What to produce | Pull out every line with the word "container" from the entries below.

(Stored records)
========

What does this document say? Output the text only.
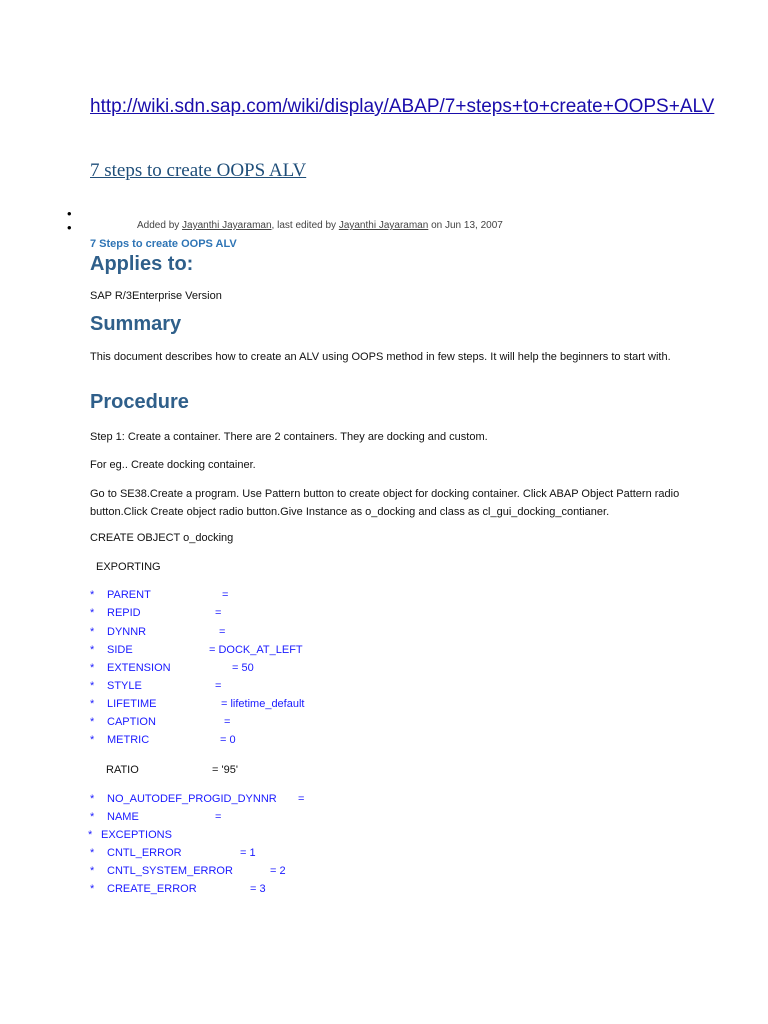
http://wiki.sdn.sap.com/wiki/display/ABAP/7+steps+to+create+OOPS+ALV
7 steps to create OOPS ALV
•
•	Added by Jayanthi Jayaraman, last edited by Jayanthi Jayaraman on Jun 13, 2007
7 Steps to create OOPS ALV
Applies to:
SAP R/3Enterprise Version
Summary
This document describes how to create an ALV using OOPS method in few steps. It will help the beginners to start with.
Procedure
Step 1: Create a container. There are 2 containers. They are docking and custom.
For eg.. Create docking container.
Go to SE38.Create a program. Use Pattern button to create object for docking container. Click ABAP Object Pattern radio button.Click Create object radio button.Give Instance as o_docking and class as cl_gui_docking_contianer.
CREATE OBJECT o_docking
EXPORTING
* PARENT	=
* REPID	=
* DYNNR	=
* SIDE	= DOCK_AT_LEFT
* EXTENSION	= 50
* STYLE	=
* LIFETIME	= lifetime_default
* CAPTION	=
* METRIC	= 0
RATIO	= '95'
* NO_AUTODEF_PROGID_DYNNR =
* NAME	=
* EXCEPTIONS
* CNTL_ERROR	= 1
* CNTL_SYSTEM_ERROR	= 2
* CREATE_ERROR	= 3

========

Task solution |
Step 1: Create a container. There are 2 containers. They are docking and custom.
For eg.. Create docking container.
Go to SE38.Create a program. Use Pattern button to create object for docking container. Click ABAP Object Pattern radio button.Click Create object radio button.Give Instance as o_docking and class as cl_gui_docking_contianer.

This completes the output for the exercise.